:: TASK DETAILS ::
Reproduce every entry in the listing without alteration.

====== DATA SUPPLIED

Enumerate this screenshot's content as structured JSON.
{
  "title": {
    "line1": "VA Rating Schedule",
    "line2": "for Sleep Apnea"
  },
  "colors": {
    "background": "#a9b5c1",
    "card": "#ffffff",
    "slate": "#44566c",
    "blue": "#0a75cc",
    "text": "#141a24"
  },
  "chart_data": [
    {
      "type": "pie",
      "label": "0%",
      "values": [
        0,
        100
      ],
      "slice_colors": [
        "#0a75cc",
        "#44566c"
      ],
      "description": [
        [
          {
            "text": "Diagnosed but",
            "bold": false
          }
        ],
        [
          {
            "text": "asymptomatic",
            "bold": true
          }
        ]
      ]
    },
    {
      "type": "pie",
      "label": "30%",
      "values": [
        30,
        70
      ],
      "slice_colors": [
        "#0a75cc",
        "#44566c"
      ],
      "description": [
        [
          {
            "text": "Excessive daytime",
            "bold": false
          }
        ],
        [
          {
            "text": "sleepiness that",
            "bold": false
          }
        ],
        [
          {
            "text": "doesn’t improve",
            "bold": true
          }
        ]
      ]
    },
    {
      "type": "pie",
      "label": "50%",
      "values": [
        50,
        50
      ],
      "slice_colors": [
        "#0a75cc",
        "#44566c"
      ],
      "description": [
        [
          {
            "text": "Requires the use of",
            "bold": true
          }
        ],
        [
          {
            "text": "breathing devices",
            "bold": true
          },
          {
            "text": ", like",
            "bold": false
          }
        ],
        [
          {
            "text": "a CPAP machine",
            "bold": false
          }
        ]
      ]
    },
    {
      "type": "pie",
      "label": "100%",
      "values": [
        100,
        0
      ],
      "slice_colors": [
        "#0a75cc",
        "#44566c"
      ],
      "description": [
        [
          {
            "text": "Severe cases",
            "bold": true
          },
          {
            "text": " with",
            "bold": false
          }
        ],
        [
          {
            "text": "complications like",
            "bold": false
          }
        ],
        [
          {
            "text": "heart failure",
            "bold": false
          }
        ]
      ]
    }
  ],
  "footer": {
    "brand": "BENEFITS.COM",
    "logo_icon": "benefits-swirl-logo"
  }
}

============

:: FINISHED ANSWER ::
Enumerate this screenshot's content as structured JSON.
{
  "title": {
    "line1": "VA Rating Schedule",
    "line2": "for Sleep Apnea"
  },
  "colors": {
    "background": "#a9b5c1",
    "card": "#ffffff",
    "slate": "#44566c",
    "blue": "#0a75cc",
    "text": "#141a24"
  },
  "chart_data": [
    {
      "type": "pie",
      "label": "0%",
      "values": [
        0,
        100
      ],
      "slice_colors": [
        "#0a75cc",
        "#44566c"
      ],
      "description": [
        [
          {
            "text": "Diagnosed but",
            "bold": false
          }
        ],
        [
          {
            "text": "asymptomatic",
            "bold": true
          }
        ]
      ]
    },
    {
      "type": "pie",
      "label": "30%",
      "values": [
        30,
        70
      ],
      "slice_colors": [
        "#0a75cc",
        "#44566c"
      ],
      "description": [
        [
          {
            "text": "Excessive daytime",
            "bold": false
          }
        ],
        [
          {
            "text": "sleepiness that",
            "bold": false
          }
        ],
        [
          {
            "text": "doesn’t improve",
            "bold": true
          }
        ]
      ]
    },
    {
      "type": "pie",
      "label": "50%",
      "values": [
        50,
        50
      ],
      "slice_colors": [
        "#0a75cc",
        "#44566c"
      ],
      "description": [
        [
          {
            "text": "Requires the use of",
            "bold": true
          }
        ],
        [
          {
            "text": "breathing devices",
            "bold": true
          },
          {
            "text": ", like",
            "bold": false
          }
        ],
        [
          {
            "text": "a CPAP machine",
            "bold": false
          }
        ]
      ]
    },
    {
      "type": "pie",
      "label": "100%",
      "values": [
        100,
        0
      ],
      "slice_colors": [
        "#0a75cc",
        "#44566c"
      ],
      "description": [
        [
          {
            "text": "Severe cases",
            "bold": true
          },
          {
            "text": " with",
            "bold": false
          }
        ],
        [
          {
            "text": "complications like",
            "bold": false
          }
        ],
        [
          {
            "text": "heart failure",
            "bold": false
          }
        ]
      ]
    }
  ],
  "footer": {
    "brand": "BENEFITS.COM",
    "logo_icon": "benefits-swirl-logo"
  }
}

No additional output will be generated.